Dataset items:
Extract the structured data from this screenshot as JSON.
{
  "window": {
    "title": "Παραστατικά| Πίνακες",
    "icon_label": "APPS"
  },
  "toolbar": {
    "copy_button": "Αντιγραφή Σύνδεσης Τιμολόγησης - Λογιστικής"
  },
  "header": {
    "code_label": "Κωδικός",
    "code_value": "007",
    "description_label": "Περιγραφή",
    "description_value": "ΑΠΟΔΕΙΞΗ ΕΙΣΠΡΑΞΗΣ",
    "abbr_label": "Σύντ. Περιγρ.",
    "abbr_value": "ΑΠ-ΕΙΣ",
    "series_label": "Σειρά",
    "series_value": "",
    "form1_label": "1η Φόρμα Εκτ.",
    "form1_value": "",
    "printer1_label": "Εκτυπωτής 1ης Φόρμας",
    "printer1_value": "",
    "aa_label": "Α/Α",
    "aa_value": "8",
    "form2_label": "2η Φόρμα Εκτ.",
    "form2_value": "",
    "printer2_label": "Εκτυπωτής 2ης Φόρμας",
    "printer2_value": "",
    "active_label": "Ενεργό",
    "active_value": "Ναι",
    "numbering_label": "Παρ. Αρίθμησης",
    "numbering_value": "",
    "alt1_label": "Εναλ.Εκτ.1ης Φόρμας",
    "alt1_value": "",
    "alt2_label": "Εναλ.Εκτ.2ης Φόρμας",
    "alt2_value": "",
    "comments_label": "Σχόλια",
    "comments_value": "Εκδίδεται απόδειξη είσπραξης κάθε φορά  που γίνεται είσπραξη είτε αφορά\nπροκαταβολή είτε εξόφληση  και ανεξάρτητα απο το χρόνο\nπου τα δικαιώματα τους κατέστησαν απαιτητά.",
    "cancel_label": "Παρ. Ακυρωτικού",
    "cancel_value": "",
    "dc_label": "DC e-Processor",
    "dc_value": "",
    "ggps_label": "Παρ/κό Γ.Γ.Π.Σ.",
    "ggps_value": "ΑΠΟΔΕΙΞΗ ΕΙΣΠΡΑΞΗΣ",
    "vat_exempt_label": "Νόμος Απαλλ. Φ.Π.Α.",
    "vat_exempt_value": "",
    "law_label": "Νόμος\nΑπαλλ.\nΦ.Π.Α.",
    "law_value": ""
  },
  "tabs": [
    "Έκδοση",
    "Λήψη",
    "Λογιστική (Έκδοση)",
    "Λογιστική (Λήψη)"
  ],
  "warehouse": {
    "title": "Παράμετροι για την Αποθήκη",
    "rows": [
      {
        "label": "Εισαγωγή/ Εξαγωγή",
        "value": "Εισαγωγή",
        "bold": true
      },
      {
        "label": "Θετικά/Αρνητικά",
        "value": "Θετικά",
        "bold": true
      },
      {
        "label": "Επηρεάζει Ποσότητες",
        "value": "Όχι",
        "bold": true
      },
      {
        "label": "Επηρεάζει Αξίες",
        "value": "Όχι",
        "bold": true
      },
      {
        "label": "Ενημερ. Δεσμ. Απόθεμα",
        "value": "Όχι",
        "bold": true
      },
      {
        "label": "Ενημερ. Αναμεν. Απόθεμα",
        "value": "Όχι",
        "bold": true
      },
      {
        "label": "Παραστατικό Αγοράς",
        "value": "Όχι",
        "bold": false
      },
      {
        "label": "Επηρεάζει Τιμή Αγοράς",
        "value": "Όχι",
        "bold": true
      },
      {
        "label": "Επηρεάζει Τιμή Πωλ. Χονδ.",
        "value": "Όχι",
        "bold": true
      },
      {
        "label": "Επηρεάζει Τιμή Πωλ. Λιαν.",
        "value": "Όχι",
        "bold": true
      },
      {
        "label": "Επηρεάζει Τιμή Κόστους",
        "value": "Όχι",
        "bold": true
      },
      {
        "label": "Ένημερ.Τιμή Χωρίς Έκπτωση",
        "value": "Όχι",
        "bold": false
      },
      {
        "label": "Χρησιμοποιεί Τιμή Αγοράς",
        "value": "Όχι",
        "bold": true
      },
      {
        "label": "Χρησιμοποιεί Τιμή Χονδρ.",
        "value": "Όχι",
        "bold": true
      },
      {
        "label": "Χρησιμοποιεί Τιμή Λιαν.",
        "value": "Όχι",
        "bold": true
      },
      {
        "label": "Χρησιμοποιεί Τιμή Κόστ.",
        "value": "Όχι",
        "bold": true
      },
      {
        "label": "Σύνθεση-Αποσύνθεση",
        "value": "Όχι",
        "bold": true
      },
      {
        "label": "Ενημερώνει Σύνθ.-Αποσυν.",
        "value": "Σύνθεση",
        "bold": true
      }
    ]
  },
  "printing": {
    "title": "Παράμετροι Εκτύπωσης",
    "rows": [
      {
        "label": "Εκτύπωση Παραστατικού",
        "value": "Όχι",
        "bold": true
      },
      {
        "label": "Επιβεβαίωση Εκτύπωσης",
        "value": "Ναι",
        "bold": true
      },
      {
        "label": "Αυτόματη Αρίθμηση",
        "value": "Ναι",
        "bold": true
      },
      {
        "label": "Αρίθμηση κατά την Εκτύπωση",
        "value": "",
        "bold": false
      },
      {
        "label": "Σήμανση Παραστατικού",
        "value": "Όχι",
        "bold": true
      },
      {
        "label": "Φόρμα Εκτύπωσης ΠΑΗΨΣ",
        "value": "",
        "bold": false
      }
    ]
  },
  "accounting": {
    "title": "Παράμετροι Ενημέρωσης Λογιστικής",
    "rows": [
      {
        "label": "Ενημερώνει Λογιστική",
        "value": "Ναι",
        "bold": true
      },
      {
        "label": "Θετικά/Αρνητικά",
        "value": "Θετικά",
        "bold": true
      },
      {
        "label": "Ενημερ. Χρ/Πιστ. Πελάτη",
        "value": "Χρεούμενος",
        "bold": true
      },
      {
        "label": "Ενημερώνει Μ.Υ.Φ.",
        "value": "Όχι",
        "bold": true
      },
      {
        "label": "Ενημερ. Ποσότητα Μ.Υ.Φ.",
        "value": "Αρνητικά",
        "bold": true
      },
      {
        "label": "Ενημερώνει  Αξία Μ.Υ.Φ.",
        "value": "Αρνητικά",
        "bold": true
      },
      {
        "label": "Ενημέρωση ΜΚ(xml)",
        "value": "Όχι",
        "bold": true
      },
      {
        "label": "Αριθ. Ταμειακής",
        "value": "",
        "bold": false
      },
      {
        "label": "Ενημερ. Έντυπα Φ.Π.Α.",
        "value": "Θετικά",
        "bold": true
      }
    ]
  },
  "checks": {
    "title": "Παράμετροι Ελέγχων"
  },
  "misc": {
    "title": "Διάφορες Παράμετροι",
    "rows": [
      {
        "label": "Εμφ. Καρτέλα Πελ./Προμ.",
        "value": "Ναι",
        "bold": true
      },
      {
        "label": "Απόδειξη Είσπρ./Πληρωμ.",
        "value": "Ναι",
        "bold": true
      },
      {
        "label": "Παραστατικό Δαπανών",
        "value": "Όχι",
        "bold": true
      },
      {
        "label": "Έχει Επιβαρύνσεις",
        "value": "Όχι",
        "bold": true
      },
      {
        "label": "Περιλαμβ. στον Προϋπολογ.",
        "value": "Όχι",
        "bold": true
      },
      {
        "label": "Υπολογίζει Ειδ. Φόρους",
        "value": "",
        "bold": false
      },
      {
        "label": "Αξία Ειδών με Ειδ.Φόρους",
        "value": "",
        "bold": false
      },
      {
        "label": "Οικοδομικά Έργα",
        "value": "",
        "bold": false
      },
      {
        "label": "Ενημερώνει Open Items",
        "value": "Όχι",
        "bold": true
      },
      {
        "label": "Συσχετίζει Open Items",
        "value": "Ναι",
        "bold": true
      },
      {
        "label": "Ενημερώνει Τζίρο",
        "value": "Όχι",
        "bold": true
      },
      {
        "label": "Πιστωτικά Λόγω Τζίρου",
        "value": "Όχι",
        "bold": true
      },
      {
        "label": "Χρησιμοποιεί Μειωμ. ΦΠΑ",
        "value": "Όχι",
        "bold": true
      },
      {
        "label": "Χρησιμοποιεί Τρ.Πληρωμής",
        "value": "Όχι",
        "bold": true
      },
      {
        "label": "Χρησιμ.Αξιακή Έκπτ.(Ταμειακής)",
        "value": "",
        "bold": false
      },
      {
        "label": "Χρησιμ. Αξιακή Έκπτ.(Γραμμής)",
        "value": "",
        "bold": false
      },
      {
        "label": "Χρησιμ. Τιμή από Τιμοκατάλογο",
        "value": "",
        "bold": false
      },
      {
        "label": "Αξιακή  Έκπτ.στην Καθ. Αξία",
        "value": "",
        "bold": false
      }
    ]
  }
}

The task: Scan the data for the word "Λογιστικής" and copy every line where it shows up.

Result of the exercise:
    "copy_button": "Αντιγραφή Σύνδεσης Τιμολόγησης - Λογιστικής"
    "title": "Παράμετροι Ενημέρωσης Λογιστικής",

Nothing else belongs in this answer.